Task goal: Write the records below out again exactly as given, with no images.

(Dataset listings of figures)
● ● ● ● ● ● ●
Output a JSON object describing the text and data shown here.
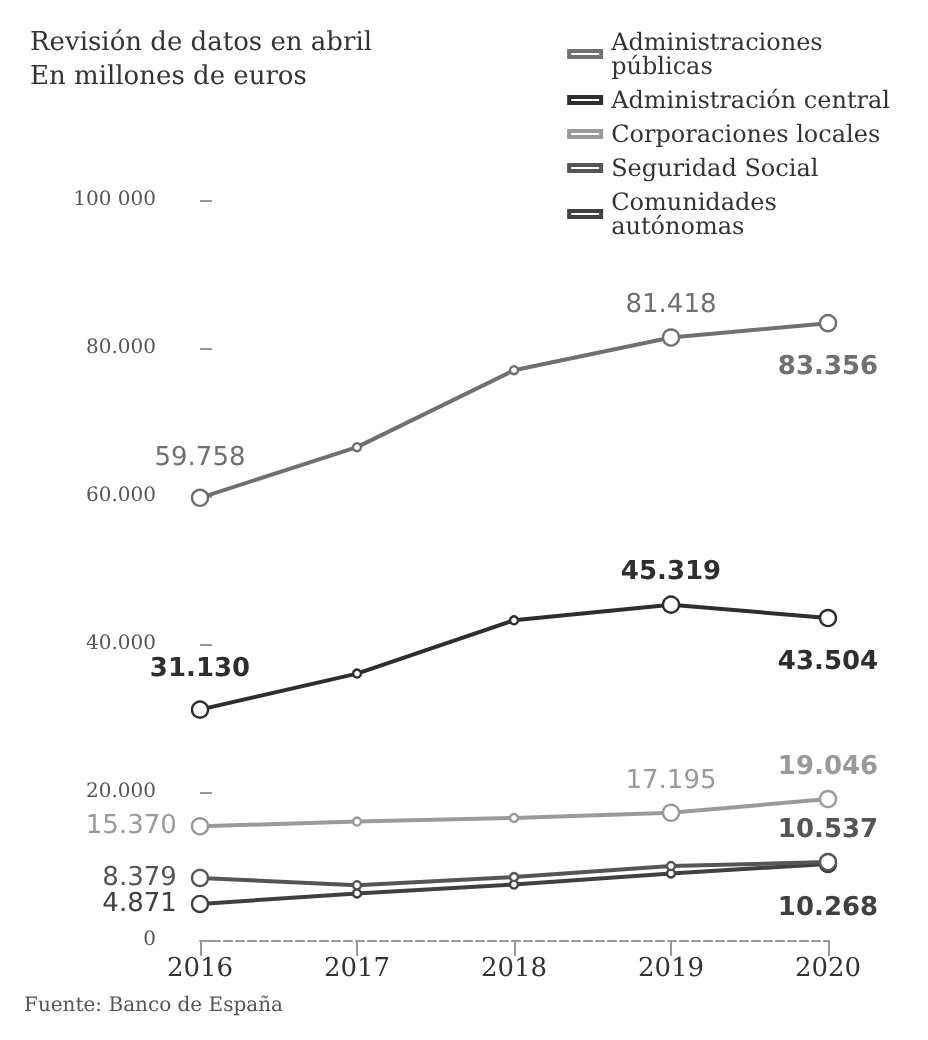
{
  "chart_data": {
    "type": "line",
    "title": "Revisión de datos en abril",
    "subtitle": "En millones de euros",
    "categories": [
      "2016",
      "2017",
      "2018",
      "2019",
      "2020"
    ],
    "series": [
      {
        "name": "Administraciones públicas",
        "color": "#707070",
        "values": [
          59758,
          66600,
          77000,
          81418,
          83356
        ],
        "value_labels": [
          "59.758",
          null,
          null,
          "81.418",
          "83.356"
        ]
      },
      {
        "name": "Administración central",
        "color": "#2e2e2e",
        "values": [
          31130,
          36000,
          43200,
          45319,
          43504
        ],
        "value_labels": [
          "31.130",
          null,
          null,
          "45.319",
          "43.504"
        ]
      },
      {
        "name": "Corporaciones locales",
        "color": "#9a9a9a",
        "values": [
          15370,
          16000,
          16500,
          17195,
          19046
        ],
        "value_labels": [
          "15.370",
          null,
          null,
          "17.195",
          "19.046"
        ]
      },
      {
        "name": "Seguridad Social",
        "color": "#555555",
        "values": [
          8379,
          7400,
          8500,
          10000,
          10537
        ],
        "value_labels": [
          "8.379",
          null,
          null,
          null,
          "10.537"
        ]
      },
      {
        "name": "Comunidades autónomas",
        "color": "#404040",
        "values": [
          4871,
          6300,
          7500,
          9000,
          10268
        ],
        "value_labels": [
          "4.871",
          null,
          null,
          null,
          "10.268"
        ]
      }
    ],
    "ylim": [
      0,
      100000
    ],
    "yticks": [
      0,
      {
        "value": 20000,
        "label": "20.000"
      },
      {
        "value": 40000,
        "label": "40.000"
      },
      {
        "value": 60000,
        "label": "60.000"
      },
      {
        "value": 80000,
        "label": "80.000"
      },
      {
        "value": 100000,
        "label": "100 000"
      }
    ],
    "grid": false,
    "legend": "top right",
    "marker": "circle",
    "line_style": "solid",
    "annotations": [
      "Fuente: Banco de España"
    ]
  }
}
● ● ● ● ● ● ●
Exercise output:
Output a JSON object describing the text and data shown here.
{
  "chart_data": {
    "type": "line",
    "title": "Revisión de datos en abril",
    "subtitle": "En millones de euros",
    "categories": [
      "2016",
      "2017",
      "2018",
      "2019",
      "2020"
    ],
    "series": [
      {
        "name": "Administraciones públicas",
        "color": "#707070",
        "values": [
          59758,
          66600,
          77000,
          81418,
          83356
        ],
        "value_labels": [
          "59.758",
          null,
          null,
          "81.418",
          "83.356"
        ]
      },
      {
        "name": "Administración central",
        "color": "#2e2e2e",
        "values": [
          31130,
          36000,
          43200,
          45319,
          43504
        ],
        "value_labels": [
          "31.130",
          null,
          null,
          "45.319",
          "43.504"
        ]
      },
      {
        "name": "Corporaciones locales",
        "color": "#9a9a9a",
        "values": [
          15370,
          16000,
          16500,
          17195,
          19046
        ],
        "value_labels": [
          "15.370",
          null,
          null,
          "17.195",
          "19.046"
        ]
      },
      {
        "name": "Seguridad Social",
        "color": "#555555",
        "values": [
          8379,
          7400,
          8500,
          10000,
          10537
        ],
        "value_labels": [
          "8.379",
          null,
          null,
          null,
          "10.537"
        ]
      },
      {
        "name": "Comunidades autónomas",
        "color": "#404040",
        "values": [
          4871,
          6300,
          7500,
          9000,
          10268
        ],
        "value_labels": [
          "4.871",
          null,
          null,
          null,
          "10.268"
        ]
      }
    ],
    "ylim": [
      0,
      100000
    ],
    "yticks": [
      0,
      {
        "value": 20000,
        "label": "20.000"
      },
      {
        "value": 40000,
        "label": "40.000"
      },
      {
        "value": 60000,
        "label": "60.000"
      },
      {
        "value": 80000,
        "label": "80.000"
      },
      {
        "value": 100000,
        "label": "100 000"
      }
    ],
    "grid": false,
    "legend": "top right",
    "marker": "circle",
    "line_style": "solid",
    "annotations": [
      "Fuente: Banco de España"
    ]
  }
}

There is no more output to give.